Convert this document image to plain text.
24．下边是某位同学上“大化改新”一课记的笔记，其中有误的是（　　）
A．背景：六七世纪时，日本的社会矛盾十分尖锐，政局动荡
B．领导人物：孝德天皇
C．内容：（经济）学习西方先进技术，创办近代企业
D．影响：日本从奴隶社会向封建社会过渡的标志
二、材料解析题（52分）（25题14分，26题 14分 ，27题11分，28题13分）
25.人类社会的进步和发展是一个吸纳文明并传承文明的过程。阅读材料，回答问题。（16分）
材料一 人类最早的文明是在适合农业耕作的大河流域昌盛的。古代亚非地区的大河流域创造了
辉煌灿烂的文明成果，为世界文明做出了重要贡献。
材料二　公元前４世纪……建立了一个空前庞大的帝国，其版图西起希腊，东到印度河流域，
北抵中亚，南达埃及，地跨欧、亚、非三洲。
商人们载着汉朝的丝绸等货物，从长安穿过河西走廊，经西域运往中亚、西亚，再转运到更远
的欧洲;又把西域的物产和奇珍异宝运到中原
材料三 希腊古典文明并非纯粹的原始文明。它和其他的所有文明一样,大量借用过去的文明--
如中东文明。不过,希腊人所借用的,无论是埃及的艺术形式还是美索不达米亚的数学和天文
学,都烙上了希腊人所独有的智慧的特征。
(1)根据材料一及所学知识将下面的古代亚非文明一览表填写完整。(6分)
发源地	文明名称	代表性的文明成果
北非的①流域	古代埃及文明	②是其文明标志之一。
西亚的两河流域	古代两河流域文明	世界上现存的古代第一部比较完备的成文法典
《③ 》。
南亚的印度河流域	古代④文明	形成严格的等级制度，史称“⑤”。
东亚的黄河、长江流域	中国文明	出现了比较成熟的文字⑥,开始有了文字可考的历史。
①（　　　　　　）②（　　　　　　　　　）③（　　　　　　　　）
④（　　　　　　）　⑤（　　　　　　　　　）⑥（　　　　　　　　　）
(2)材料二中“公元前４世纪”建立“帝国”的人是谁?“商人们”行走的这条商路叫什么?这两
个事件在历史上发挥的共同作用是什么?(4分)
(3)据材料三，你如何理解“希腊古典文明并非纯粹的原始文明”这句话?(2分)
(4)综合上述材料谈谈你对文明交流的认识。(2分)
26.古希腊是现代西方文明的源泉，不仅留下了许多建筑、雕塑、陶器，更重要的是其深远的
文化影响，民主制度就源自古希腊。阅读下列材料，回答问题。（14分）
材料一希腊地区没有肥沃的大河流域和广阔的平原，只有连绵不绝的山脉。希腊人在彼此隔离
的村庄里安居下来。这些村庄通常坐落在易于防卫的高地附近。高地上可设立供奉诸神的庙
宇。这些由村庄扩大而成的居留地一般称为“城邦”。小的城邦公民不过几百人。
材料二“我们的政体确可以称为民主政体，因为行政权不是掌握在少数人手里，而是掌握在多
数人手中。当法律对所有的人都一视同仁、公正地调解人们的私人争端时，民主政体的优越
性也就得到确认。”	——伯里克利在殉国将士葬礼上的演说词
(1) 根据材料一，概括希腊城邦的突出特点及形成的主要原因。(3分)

+++++

(Exercise):
Give an exact repetition of all the material.

(Response):
Convert this document image to plain text.
24．下边是某位同学上“大化改新”一课记的笔记，其中有误的是（　　）
A．背景：六七世纪时，日本的社会矛盾十分尖锐，政局动荡
B．领导人物：孝德天皇
C．内容：（经济）学习西方先进技术，创办近代企业
D．影响：日本从奴隶社会向封建社会过渡的标志
二、材料解析题（52分）（25题14分，26题 14分 ，27题11分，28题13分）
25.人类社会的进步和发展是一个吸纳文明并传承文明的过程。阅读材料，回答问题。（16分）
材料一 人类最早的文明是在适合农业耕作的大河流域昌盛的。古代亚非地区的大河流域创造了
辉煌灿烂的文明成果，为世界文明做出了重要贡献。
材料二　公元前４世纪……建立了一个空前庞大的帝国，其版图西起希腊，东到印度河流域，
北抵中亚，南达埃及，地跨欧、亚、非三洲。
商人们载着汉朝的丝绸等货物，从长安穿过河西走廊，经西域运往中亚、西亚，再转运到更远
的欧洲;又把西域的物产和奇珍异宝运到中原
材料三 希腊古典文明并非纯粹的原始文明。它和其他的所有文明一样,大量借用过去的文明--
如中东文明。不过,希腊人所借用的,无论是埃及的艺术形式还是美索不达米亚的数学和天文
学,都烙上了希腊人所独有的智慧的特征。
(1)根据材料一及所学知识将下面的古代亚非文明一览表填写完整。(6分)
发源地	文明名称	代表性的文明成果
北非的①流域	古代埃及文明	②是其文明标志之一。
西亚的两河流域	古代两河流域文明	世界上现存的古代第一部比较完备的成文法典
《③ 》。
南亚的印度河流域	古代④文明	形成严格的等级制度，史称“⑤”。
东亚的黄河、长江流域	中国文明	出现了比较成熟的文字⑥,开始有了文字可考的历史。
①（　　　　　　）②（　　　　　　　　　）③（　　　　　　　　）
④（　　　　　　）　⑤（　　　　　　　　　）⑥（　　　　　　　　　）
(2)材料二中“公元前４世纪”建立“帝国”的人是谁?“商人们”行走的这条商路叫什么?这两
个事件在历史上发挥的共同作用是什么?(4分)
(3)据材料三，你如何理解“希腊古典文明并非纯粹的原始文明”这句话?(2分)
(4)综合上述材料谈谈你对文明交流的认识。(2分)
26.古希腊是现代西方文明的源泉，不仅留下了许多建筑、雕塑、陶器，更重要的是其深远的
文化影响，民主制度就源自古希腊。阅读下列材料，回答问题。（14分）
材料一希腊地区没有肥沃的大河流域和广阔的平原，只有连绵不绝的山脉。希腊人在彼此隔离
的村庄里安居下来。这些村庄通常坐落在易于防卫的高地附近。高地上可设立供奉诸神的庙
宇。这些由村庄扩大而成的居留地一般称为“城邦”。小的城邦公民不过几百人。
材料二“我们的政体确可以称为民主政体，因为行政权不是掌握在少数人手里，而是掌握在多
数人手中。当法律对所有的人都一视同仁、公正地调解人们的私人争端时，民主政体的优越
性也就得到确认。”	——伯里克利在殉国将士葬礼上的演说词
(1) 根据材料一，概括希腊城邦的突出特点及形成的主要原因。(3分)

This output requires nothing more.